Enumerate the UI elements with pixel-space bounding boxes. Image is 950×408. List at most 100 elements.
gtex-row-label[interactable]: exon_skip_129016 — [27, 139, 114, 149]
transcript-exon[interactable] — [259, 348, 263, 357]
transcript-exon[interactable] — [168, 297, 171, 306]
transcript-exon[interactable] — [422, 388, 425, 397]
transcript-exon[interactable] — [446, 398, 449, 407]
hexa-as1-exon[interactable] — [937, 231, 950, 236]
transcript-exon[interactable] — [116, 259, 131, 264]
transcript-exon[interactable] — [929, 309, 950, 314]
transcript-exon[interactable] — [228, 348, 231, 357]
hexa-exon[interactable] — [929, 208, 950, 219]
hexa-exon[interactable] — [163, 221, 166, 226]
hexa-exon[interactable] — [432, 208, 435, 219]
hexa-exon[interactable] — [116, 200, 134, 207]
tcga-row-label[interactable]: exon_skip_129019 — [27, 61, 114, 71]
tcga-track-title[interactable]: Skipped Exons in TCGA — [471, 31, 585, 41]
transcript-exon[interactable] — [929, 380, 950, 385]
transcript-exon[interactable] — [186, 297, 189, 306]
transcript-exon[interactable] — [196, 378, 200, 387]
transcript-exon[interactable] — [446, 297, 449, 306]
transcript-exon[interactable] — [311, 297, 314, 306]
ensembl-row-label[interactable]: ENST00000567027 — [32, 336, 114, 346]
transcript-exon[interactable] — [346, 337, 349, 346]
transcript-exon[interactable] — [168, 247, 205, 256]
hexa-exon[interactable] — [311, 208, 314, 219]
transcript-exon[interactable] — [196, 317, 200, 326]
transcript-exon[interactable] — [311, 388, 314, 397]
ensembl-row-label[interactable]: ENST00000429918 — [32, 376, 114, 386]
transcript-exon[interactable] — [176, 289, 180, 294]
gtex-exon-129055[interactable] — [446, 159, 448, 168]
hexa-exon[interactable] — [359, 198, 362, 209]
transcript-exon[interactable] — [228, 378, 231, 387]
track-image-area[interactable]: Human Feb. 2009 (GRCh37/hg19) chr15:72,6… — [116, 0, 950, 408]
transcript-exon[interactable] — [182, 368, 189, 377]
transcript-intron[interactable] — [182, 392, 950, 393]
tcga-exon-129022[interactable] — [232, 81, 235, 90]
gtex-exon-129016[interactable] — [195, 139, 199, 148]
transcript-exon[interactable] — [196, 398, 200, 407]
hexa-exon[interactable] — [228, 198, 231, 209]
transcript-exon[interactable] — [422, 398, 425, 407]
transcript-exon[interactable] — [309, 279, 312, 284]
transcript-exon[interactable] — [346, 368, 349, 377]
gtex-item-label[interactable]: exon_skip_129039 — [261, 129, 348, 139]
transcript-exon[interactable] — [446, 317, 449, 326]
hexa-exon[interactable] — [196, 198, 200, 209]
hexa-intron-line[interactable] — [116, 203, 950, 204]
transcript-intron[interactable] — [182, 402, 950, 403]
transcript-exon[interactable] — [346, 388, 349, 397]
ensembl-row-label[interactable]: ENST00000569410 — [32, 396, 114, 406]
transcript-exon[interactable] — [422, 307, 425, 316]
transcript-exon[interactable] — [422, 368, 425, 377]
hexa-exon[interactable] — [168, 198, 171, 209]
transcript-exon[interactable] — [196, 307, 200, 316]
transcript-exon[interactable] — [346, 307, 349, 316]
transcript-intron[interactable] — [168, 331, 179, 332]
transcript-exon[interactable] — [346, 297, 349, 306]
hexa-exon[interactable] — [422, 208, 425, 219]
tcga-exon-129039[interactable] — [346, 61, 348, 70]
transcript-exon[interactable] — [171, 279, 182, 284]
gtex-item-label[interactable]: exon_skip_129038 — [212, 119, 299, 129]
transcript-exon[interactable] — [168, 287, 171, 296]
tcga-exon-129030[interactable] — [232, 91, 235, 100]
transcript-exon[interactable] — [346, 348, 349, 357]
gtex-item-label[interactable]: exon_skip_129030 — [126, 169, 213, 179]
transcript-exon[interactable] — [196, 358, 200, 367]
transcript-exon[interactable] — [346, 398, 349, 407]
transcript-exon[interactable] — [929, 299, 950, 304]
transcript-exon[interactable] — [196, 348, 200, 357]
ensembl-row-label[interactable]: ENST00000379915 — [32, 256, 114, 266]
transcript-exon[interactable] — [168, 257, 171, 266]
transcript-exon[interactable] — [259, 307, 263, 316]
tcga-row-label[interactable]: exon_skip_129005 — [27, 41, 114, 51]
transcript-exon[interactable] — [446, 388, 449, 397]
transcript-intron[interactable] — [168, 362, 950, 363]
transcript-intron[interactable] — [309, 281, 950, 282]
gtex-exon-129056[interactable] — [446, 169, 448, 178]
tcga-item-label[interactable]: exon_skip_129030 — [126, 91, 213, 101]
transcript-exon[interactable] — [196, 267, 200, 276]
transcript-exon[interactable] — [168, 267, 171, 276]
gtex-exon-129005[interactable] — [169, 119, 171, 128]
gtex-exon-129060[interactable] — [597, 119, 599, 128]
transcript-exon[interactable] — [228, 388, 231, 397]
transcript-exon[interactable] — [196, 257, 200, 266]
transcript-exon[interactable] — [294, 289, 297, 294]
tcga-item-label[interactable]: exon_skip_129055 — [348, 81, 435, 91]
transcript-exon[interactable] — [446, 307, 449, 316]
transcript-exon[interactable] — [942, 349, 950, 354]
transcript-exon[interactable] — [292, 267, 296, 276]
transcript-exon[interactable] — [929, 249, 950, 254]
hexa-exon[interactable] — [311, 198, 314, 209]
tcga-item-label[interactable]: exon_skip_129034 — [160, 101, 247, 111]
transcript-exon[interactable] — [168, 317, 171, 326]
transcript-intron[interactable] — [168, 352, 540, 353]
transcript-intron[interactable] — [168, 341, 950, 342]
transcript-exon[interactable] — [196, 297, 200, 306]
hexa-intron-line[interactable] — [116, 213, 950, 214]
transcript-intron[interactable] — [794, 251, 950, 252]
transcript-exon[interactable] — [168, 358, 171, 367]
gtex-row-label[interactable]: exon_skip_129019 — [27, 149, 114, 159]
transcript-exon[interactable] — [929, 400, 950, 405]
^^^^^^^^
◆ **STATED PROBLEM**:
Collect every line of the records above that contains the string "tcga", and copy each one in full. Matching is case-sensitive.

◆ **SOLUTION**:
tcga-row-label[interactable]: exon_skip_129019 — [27, 61, 114, 71]
tcga-track-title[interactable]: Skipped Exons in TCGA — [471, 31, 585, 41]
tcga-exon-129022[interactable] — [232, 81, 235, 90]
tcga-exon-129039[interactable] — [346, 61, 348, 70]
tcga-exon-129030[interactable] — [232, 91, 235, 100]
tcga-row-label[interactable]: exon_skip_129005 — [27, 41, 114, 51]
tcga-item-label[interactable]: exon_skip_129030 — [126, 91, 213, 101]
tcga-item-label[interactable]: exon_skip_129055 — [348, 81, 435, 91]
tcga-item-label[interactable]: exon_skip_129034 — [160, 101, 247, 111]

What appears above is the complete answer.